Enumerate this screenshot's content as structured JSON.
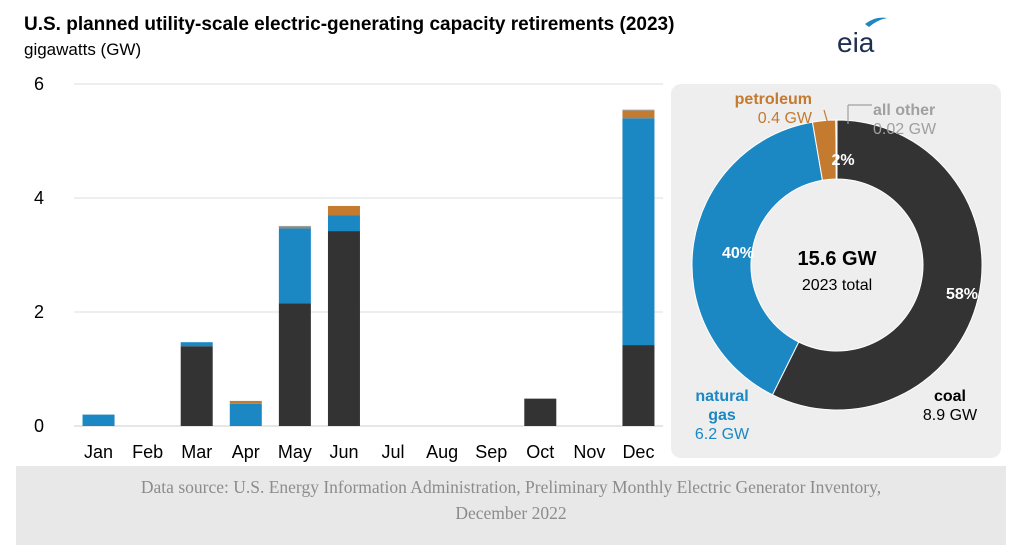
{
  "title": "U.S. planned utility-scale electric-generating capacity retirements (2023)",
  "subtitle": "gigawatts (GW)",
  "logo_text": "eia",
  "source": {
    "line1": "Data source: U.S. Energy Information Administration, Preliminary Monthly Electric Generator Inventory,",
    "line2": "December 2022"
  },
  "colors": {
    "coal": "#333333",
    "natural_gas": "#1b87c3",
    "petroleum": "#c47a2f",
    "all_other": "#a0a0a0",
    "logo": "#1b87c3"
  },
  "chart_data": [
    {
      "type": "bar",
      "stacked": true,
      "categories": [
        "Jan",
        "Feb",
        "Mar",
        "Apr",
        "May",
        "Jun",
        "Jul",
        "Aug",
        "Sep",
        "Oct",
        "Nov",
        "Dec"
      ],
      "series": [
        {
          "key": "coal",
          "values": [
            0,
            0,
            1.4,
            0,
            2.15,
            3.42,
            0,
            0,
            0,
            0.48,
            0,
            1.42
          ]
        },
        {
          "key": "natural_gas",
          "values": [
            0.2,
            0,
            0.07,
            0.39,
            1.32,
            0.28,
            0,
            0,
            0,
            0,
            0,
            3.98
          ]
        },
        {
          "key": "petroleum",
          "values": [
            0,
            0,
            0,
            0.05,
            0.03,
            0.16,
            0,
            0,
            0,
            0,
            0,
            0.14
          ]
        },
        {
          "key": "all_other",
          "values": [
            0,
            0,
            0,
            0,
            0.01,
            0,
            0,
            0,
            0,
            0,
            0,
            0.01
          ]
        }
      ],
      "yticks": [
        0,
        2,
        4,
        6
      ],
      "ylim": [
        0,
        6
      ],
      "grid": true
    },
    {
      "type": "pie",
      "donut": true,
      "center_value": "15.6 GW",
      "center_label": "2023 total",
      "slices": [
        {
          "key": "coal",
          "name_lines": [
            "coal"
          ],
          "value_label": "8.9 GW",
          "value": 8.9,
          "pct_label": "58%"
        },
        {
          "key": "natural_gas",
          "name_lines": [
            "natural",
            "gas"
          ],
          "value_label": "6.2 GW",
          "value": 6.2,
          "pct_label": "40%"
        },
        {
          "key": "petroleum",
          "name_lines": [
            "petroleum"
          ],
          "value_label": "0.4 GW",
          "value": 0.4,
          "pct_label": "2%"
        },
        {
          "key": "all_other",
          "name_lines": [
            "all other"
          ],
          "value_label": "0.02 GW",
          "value": 0.02,
          "pct_label": ""
        }
      ]
    }
  ]
}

◆ ◆ ◆

Repeat the preceding records precisely, and leave every picture out of the copy.

Enumerate this screenshot's content as structured JSON.
{
  "title": "U.S. planned utility-scale electric-generating capacity retirements (2023)",
  "subtitle": "gigawatts (GW)",
  "logo_text": "eia",
  "source": {
    "line1": "Data source: U.S. Energy Information Administration, Preliminary Monthly Electric Generator Inventory,",
    "line2": "December 2022"
  },
  "colors": {
    "coal": "#333333",
    "natural_gas": "#1b87c3",
    "petroleum": "#c47a2f",
    "all_other": "#a0a0a0",
    "logo": "#1b87c3"
  },
  "chart_data": [
    {
      "type": "bar",
      "stacked": true,
      "categories": [
        "Jan",
        "Feb",
        "Mar",
        "Apr",
        "May",
        "Jun",
        "Jul",
        "Aug",
        "Sep",
        "Oct",
        "Nov",
        "Dec"
      ],
      "series": [
        {
          "key": "coal",
          "values": [
            0,
            0,
            1.4,
            0,
            2.15,
            3.42,
            0,
            0,
            0,
            0.48,
            0,
            1.42
          ]
        },
        {
          "key": "natural_gas",
          "values": [
            0.2,
            0,
            0.07,
            0.39,
            1.32,
            0.28,
            0,
            0,
            0,
            0,
            0,
            3.98
          ]
        },
        {
          "key": "petroleum",
          "values": [
            0,
            0,
            0,
            0.05,
            0.03,
            0.16,
            0,
            0,
            0,
            0,
            0,
            0.14
          ]
        },
        {
          "key": "all_other",
          "values": [
            0,
            0,
            0,
            0,
            0.01,
            0,
            0,
            0,
            0,
            0,
            0,
            0.01
          ]
        }
      ],
      "yticks": [
        0,
        2,
        4,
        6
      ],
      "ylim": [
        0,
        6
      ],
      "grid": true
    },
    {
      "type": "pie",
      "donut": true,
      "center_value": "15.6 GW",
      "center_label": "2023 total",
      "slices": [
        {
          "key": "coal",
          "name_lines": [
            "coal"
          ],
          "value_label": "8.9 GW",
          "value": 8.9,
          "pct_label": "58%"
        },
        {
          "key": "natural_gas",
          "name_lines": [
            "natural",
            "gas"
          ],
          "value_label": "6.2 GW",
          "value": 6.2,
          "pct_label": "40%"
        },
        {
          "key": "petroleum",
          "name_lines": [
            "petroleum"
          ],
          "value_label": "0.4 GW",
          "value": 0.4,
          "pct_label": "2%"
        },
        {
          "key": "all_other",
          "name_lines": [
            "all other"
          ],
          "value_label": "0.02 GW",
          "value": 0.02,
          "pct_label": ""
        }
      ]
    }
  ]
}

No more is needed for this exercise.